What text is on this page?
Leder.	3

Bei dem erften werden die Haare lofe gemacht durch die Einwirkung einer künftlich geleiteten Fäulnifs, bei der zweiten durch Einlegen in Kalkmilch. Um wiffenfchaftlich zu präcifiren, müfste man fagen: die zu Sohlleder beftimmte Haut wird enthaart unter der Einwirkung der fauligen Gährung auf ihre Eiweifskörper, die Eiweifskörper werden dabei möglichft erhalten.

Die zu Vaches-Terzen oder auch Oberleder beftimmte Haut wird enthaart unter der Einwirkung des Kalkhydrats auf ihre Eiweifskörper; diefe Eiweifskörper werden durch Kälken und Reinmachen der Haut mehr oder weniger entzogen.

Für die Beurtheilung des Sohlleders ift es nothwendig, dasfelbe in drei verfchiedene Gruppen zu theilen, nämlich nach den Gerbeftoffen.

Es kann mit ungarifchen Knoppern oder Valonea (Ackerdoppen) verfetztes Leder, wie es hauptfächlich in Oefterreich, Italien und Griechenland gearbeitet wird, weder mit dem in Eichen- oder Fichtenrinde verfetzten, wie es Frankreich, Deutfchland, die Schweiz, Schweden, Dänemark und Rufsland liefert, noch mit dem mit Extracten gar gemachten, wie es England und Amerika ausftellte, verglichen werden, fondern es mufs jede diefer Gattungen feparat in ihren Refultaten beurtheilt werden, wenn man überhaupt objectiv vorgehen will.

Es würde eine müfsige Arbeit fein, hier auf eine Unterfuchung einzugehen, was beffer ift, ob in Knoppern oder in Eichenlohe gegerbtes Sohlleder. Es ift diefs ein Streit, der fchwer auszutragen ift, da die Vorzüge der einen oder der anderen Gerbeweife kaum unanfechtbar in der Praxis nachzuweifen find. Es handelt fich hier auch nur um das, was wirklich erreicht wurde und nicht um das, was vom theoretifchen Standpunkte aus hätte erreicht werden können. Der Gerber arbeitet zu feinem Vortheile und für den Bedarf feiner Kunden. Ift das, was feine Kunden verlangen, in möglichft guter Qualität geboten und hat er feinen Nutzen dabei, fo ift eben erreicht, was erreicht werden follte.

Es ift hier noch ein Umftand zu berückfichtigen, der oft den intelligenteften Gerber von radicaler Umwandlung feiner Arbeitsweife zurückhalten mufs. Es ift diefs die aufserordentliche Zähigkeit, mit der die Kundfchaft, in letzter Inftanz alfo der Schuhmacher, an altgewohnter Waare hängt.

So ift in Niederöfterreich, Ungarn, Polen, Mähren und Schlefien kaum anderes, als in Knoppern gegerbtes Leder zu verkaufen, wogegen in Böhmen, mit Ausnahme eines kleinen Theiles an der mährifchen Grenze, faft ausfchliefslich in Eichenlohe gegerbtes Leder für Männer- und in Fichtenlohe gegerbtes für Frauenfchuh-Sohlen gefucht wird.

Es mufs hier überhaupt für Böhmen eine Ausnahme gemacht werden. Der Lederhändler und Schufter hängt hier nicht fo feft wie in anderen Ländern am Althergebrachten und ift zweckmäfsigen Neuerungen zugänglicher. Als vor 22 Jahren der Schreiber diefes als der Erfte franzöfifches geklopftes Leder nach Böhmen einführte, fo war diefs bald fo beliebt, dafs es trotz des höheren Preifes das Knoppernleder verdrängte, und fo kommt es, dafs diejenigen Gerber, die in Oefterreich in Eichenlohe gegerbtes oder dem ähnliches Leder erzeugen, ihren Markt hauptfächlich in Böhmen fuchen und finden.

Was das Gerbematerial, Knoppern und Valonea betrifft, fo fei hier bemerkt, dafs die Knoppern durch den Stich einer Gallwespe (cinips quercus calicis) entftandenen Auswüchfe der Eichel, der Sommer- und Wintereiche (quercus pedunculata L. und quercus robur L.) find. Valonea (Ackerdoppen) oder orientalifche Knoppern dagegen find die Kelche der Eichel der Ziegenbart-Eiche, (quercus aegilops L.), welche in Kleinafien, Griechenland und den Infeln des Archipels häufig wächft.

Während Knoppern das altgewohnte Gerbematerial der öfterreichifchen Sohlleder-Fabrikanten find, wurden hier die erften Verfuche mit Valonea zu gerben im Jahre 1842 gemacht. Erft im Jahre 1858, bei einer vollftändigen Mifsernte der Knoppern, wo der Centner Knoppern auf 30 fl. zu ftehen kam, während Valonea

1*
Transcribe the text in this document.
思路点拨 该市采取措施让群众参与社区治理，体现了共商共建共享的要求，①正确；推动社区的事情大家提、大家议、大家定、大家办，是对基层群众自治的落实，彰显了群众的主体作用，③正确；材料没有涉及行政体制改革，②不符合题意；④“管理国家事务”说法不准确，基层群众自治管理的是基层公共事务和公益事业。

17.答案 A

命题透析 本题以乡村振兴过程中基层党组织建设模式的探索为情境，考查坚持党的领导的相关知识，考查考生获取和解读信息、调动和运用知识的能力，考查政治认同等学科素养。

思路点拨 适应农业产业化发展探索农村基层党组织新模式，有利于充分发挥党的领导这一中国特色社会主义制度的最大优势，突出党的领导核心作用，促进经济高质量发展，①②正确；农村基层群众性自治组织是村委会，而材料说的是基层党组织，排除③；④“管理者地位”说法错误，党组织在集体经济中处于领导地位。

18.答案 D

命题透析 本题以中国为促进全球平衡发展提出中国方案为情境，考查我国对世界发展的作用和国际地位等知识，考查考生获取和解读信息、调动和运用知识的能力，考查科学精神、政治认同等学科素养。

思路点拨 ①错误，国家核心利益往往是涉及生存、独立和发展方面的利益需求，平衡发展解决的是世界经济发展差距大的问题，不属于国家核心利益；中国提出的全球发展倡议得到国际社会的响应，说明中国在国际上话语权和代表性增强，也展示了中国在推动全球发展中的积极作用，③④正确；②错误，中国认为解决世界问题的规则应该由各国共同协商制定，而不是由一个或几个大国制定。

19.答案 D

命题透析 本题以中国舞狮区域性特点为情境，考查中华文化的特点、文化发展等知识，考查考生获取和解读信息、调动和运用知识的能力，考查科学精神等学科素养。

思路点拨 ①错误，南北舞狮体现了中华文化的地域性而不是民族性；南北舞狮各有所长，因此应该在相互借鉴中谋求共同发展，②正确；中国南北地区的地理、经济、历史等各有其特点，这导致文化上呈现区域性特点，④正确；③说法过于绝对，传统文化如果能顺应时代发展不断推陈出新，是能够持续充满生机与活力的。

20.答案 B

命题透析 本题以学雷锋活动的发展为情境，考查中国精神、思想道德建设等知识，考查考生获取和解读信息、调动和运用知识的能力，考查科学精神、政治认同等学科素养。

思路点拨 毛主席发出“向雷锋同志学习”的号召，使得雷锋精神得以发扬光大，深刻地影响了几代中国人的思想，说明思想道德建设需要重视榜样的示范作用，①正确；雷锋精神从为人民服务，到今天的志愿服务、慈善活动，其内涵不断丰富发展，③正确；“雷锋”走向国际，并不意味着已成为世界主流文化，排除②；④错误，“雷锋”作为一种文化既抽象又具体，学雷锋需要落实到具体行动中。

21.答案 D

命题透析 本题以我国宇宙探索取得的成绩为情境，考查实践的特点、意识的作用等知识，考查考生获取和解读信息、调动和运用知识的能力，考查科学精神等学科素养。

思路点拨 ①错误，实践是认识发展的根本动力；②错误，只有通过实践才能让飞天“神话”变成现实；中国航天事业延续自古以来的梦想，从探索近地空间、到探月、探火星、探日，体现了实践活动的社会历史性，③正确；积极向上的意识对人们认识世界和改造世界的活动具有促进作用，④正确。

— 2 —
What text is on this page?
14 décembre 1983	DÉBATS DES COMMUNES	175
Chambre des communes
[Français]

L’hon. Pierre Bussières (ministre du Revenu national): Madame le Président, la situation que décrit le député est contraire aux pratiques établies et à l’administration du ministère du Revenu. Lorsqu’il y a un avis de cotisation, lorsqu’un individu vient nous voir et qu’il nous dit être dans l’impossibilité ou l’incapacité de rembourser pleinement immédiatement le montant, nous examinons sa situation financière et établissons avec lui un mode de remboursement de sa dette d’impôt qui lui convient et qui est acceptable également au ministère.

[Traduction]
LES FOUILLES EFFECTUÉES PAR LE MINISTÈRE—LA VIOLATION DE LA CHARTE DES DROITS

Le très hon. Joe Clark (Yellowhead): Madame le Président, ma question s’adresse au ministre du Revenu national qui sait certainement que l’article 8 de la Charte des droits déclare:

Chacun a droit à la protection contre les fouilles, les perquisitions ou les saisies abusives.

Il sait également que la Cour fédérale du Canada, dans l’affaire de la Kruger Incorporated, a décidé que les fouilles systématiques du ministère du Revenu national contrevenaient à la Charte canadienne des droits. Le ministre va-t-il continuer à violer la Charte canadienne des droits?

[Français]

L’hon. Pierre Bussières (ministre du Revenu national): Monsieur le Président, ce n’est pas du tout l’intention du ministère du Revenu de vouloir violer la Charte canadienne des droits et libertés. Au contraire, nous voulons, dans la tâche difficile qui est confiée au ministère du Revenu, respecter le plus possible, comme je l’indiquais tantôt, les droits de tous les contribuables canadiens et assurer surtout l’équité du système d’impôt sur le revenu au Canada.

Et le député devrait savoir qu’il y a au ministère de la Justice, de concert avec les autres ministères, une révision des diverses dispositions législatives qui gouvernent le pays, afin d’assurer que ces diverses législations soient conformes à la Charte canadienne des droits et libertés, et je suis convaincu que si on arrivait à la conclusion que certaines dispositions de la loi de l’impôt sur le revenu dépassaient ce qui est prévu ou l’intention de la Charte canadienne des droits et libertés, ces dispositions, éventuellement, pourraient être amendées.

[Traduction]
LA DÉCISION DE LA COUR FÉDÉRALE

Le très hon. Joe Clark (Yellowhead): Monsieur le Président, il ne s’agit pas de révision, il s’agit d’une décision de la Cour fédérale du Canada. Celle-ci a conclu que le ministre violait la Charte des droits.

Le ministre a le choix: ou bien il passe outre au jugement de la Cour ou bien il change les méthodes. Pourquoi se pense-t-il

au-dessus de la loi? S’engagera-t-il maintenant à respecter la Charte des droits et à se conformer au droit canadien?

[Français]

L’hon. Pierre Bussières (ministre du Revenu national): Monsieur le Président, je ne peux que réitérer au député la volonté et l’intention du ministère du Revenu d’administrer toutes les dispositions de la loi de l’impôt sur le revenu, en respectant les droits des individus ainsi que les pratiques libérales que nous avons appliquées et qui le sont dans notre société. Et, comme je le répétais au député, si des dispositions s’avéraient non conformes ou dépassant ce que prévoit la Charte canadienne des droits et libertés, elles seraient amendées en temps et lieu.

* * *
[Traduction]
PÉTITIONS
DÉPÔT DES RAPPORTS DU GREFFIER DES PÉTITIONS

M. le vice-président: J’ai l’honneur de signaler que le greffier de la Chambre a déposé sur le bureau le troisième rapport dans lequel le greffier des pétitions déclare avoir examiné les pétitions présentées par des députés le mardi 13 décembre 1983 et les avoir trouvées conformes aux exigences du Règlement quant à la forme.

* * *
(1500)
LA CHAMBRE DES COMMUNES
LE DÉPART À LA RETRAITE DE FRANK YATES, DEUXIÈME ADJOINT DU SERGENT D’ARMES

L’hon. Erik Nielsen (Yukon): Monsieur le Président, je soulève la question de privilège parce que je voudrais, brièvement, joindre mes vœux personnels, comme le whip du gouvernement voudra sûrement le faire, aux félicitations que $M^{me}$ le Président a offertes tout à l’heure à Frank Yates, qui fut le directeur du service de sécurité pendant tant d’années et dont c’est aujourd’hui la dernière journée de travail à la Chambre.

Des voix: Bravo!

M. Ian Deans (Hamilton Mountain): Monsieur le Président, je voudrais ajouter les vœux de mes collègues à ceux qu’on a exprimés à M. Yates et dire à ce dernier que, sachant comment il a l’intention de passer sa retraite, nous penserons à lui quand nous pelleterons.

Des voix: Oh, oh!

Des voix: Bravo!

(SHORT TASK)
Among the lines of the records above, count those holding the string "Clark", and report only the number.

(SOLUTION)
2